** Start Data to process **
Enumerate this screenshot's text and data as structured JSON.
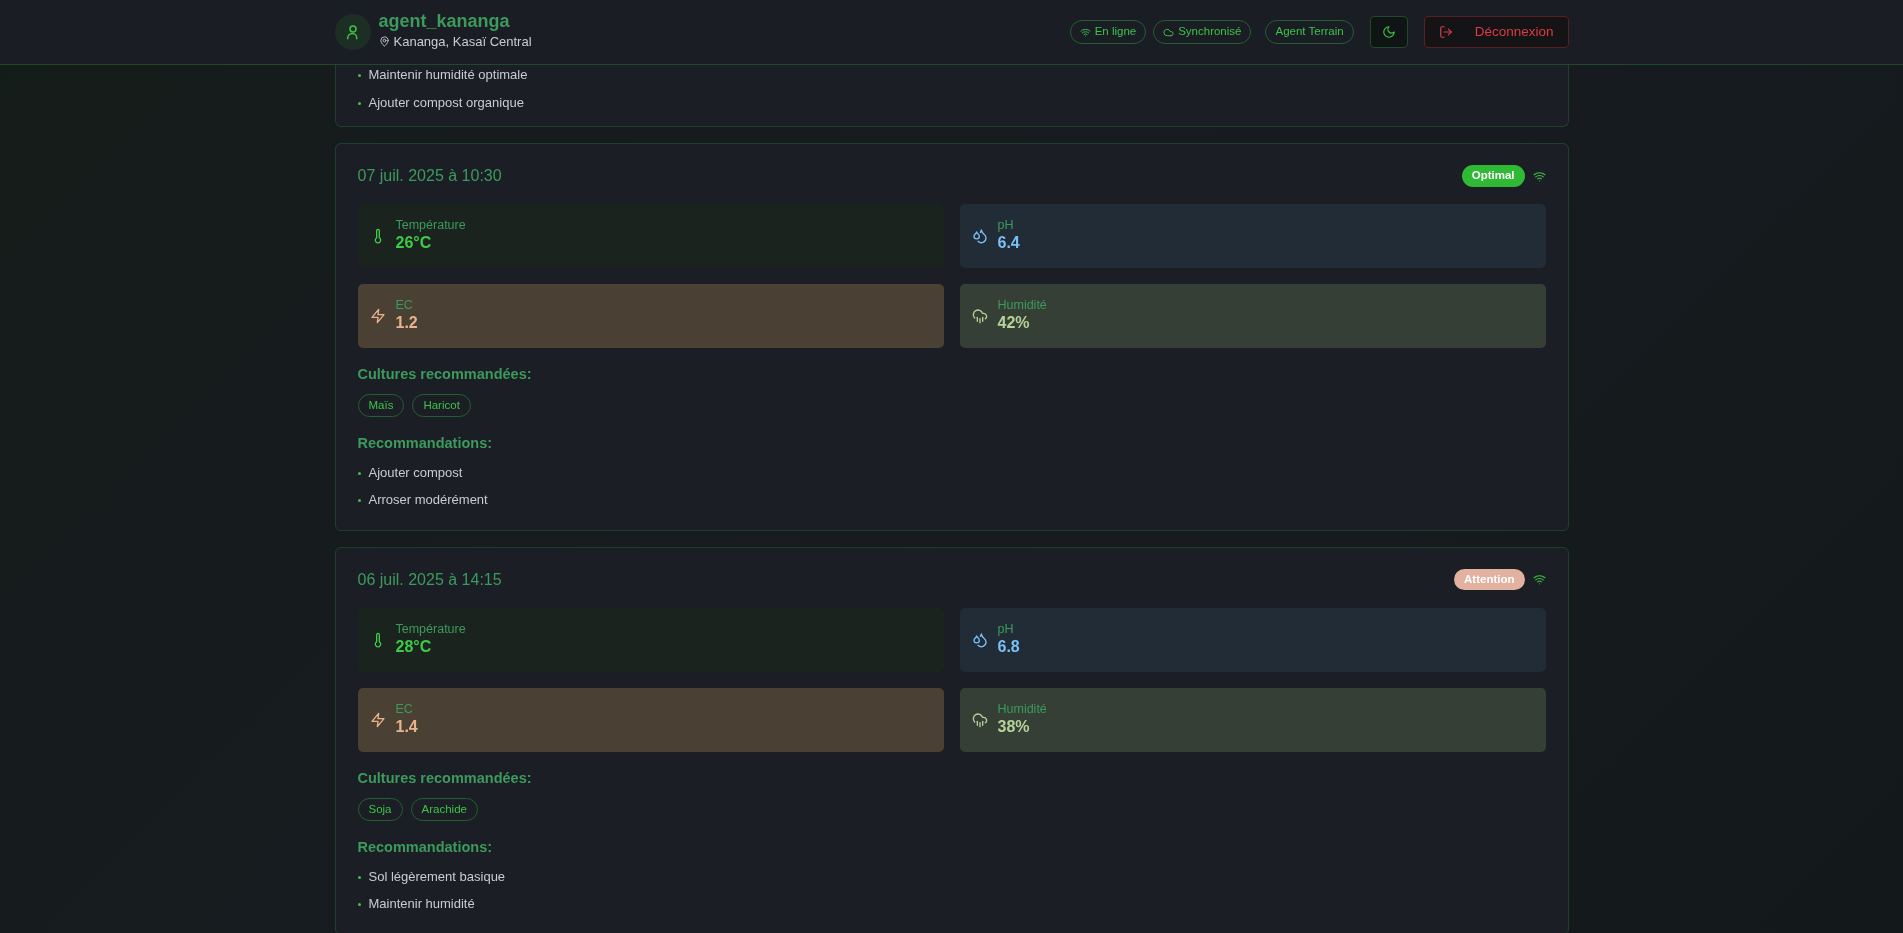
{
  "header": {
    "username": "agent_kananga",
    "location": "Kananga, Kasaï Central",
    "badges": [
      {
        "kind": "online",
        "label": "En ligne"
      },
      {
        "kind": "sync",
        "label": "Synchronisé"
      },
      {
        "kind": "role",
        "label": "Agent Terrain"
      }
    ],
    "logout": "Déconnexion"
  },
  "previous_card": {
    "recommendations": [
      "Maintenir humidité optimale",
      "Ajouter compost organique"
    ]
  },
  "readings": [
    {
      "date": "07 juil. 2025 à 10:30",
      "status": {
        "kind": "optimal",
        "label": "Optimal"
      },
      "metrics": [
        {
          "kind": "temperature",
          "label": "Température",
          "value": "26°C"
        },
        {
          "kind": "ph",
          "label": "pH",
          "value": "6.4"
        },
        {
          "kind": "ec",
          "label": "EC",
          "value": "1.2"
        },
        {
          "kind": "humidity",
          "label": "Humidité",
          "value": "42%"
        }
      ],
      "crops_title": "Cultures recommandées:",
      "crops": [
        "Maïs",
        "Haricot"
      ],
      "recs_title": "Recommandations:",
      "recommendations": [
        "Ajouter compost",
        "Arroser modérément"
      ]
    },
    {
      "date": "06 juil. 2025 à 14:15",
      "status": {
        "kind": "attention",
        "label": "Attention"
      },
      "metrics": [
        {
          "kind": "temperature",
          "label": "Température",
          "value": "28°C"
        },
        {
          "kind": "ph",
          "label": "pH",
          "value": "6.8"
        },
        {
          "kind": "ec",
          "label": "EC",
          "value": "1.4"
        },
        {
          "kind": "humidity",
          "label": "Humidité",
          "value": "38%"
        }
      ],
      "crops_title": "Cultures recommandées:",
      "crops": [
        "Soja",
        "Arachide"
      ],
      "recs_title": "Recommandations:",
      "recommendations": [
        "Sol légèrement basique",
        "Maintenir humidité"
      ]
    }
  ]
}
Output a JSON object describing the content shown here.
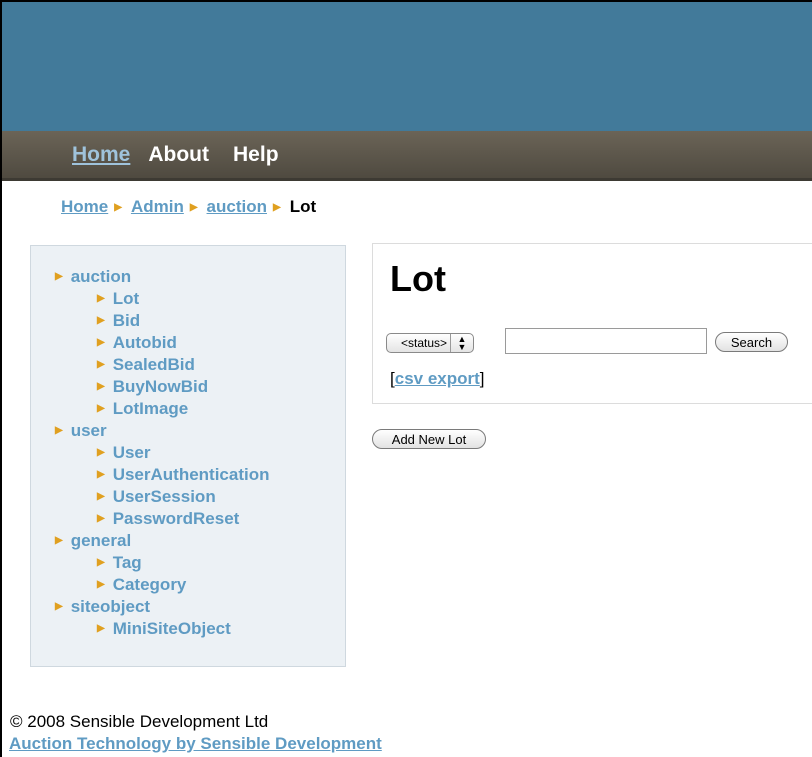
{
  "nav": {
    "home": "Home",
    "about": "About",
    "help": "Help"
  },
  "breadcrumb": {
    "home": "Home",
    "admin": "Admin",
    "auction": "auction",
    "current": "Lot"
  },
  "sidebar": {
    "groups": [
      {
        "label": "auction",
        "items": [
          "Lot",
          "Bid",
          "Autobid",
          "SealedBid",
          "BuyNowBid",
          "LotImage"
        ]
      },
      {
        "label": "user",
        "items": [
          "User",
          "UserAuthentication",
          "UserSession",
          "PasswordReset"
        ]
      },
      {
        "label": "general",
        "items": [
          "Tag",
          "Category"
        ]
      },
      {
        "label": "siteobject",
        "items": [
          "MiniSiteObject"
        ]
      }
    ]
  },
  "main": {
    "title": "Lot",
    "status_select": "<status>",
    "search_value": "",
    "search_button": "Search",
    "csv_open": "[",
    "csv_label": "csv export",
    "csv_close": "]",
    "add_button": "Add New Lot"
  },
  "footer": {
    "copyright": "© 2008 Sensible Development Ltd",
    "link": "Auction Technology by Sensible Development"
  },
  "colors": {
    "header": "#427a9a",
    "navbar": "#5a544a",
    "link": "#5f9bc3",
    "arrow": "#e0a020",
    "sidebar_bg": "#ecf1f5"
  }
}
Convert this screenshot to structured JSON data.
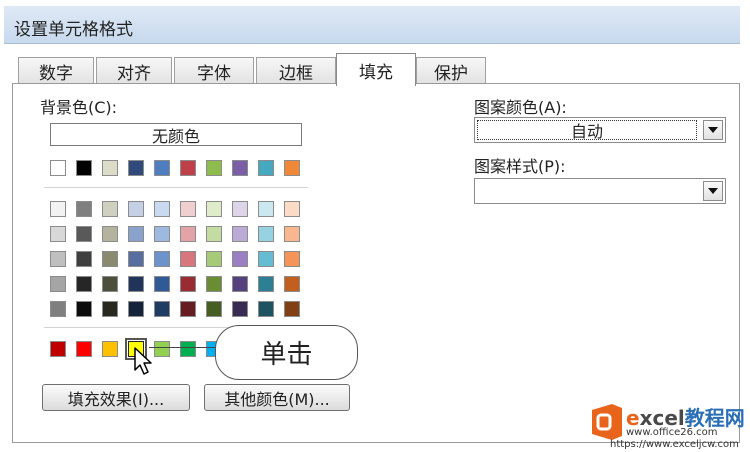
{
  "window": {
    "title": "设置单元格格式"
  },
  "tabs": [
    {
      "label": "数字",
      "active": false
    },
    {
      "label": "对齐",
      "active": false
    },
    {
      "label": "字体",
      "active": false
    },
    {
      "label": "边框",
      "active": false
    },
    {
      "label": "填充",
      "active": true
    },
    {
      "label": "保护",
      "active": false
    }
  ],
  "background": {
    "label": "背景色(C):",
    "no_color_label": "无颜色",
    "theme_row": [
      "#ffffff",
      "#000000",
      "#dcdcc8",
      "#2f4b7c",
      "#4f7ec0",
      "#c0404a",
      "#8ebc4e",
      "#7b5fa8",
      "#46a9c0",
      "#f0883a"
    ],
    "shade_rows": [
      [
        "#f2f2f2",
        "#7f7f7f",
        "#d0d0c0",
        "#c3d0e6",
        "#c9d9ef",
        "#f0cfd0",
        "#deecc9",
        "#ddd4ea",
        "#cbe8f0",
        "#fbdbc6"
      ],
      [
        "#d8d8d8",
        "#595959",
        "#b3b39f",
        "#8aa3cc",
        "#9eb9e0",
        "#e4a3a6",
        "#c4dca2",
        "#bbaad6",
        "#97d2e1",
        "#f8b78e"
      ],
      [
        "#bfbfbf",
        "#3f3f3f",
        "#8a8a70",
        "#566fa0",
        "#6d93cc",
        "#d7767c",
        "#a7ca78",
        "#9a7fc3",
        "#66bcd2",
        "#f49458"
      ],
      [
        "#a5a5a5",
        "#262626",
        "#4e4e3c",
        "#203559",
        "#2f5a95",
        "#992b33",
        "#6a8c33",
        "#57417c",
        "#2d7f93",
        "#c25f1f"
      ],
      [
        "#7f7f7f",
        "#0c0c0c",
        "#28281e",
        "#15233b",
        "#1f3c63",
        "#661d22",
        "#465e22",
        "#3a2b52",
        "#1e5462",
        "#813f14"
      ]
    ],
    "standard_row": [
      "#c00000",
      "#ff0000",
      "#ffc000",
      "#ffff00",
      "#92d050",
      "#00b050",
      "#00b0f0"
    ],
    "selected_color": "#ffff00"
  },
  "pattern_color": {
    "label": "图案颜色(A):",
    "value": "自动"
  },
  "pattern_style": {
    "label": "图案样式(P):",
    "value": ""
  },
  "buttons": {
    "fill_effects": "填充效果(I)...",
    "more_colors": "其他颜色(M)..."
  },
  "callout": {
    "text": "单击"
  },
  "watermark": {
    "brand_e": "e",
    "brand_rest": "xcel",
    "brand_cn": "教程网",
    "url1": "www.office26.com",
    "url2": "https://www.exceljcw.com"
  }
}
** End Data to process **
Return every line of the preceding records in which the word "Sensible" appears.

- **Completed task**:
    "copyright": "© 2008 Sensible Development Ltd",
    "link": "Auction Technology by Sensible Development"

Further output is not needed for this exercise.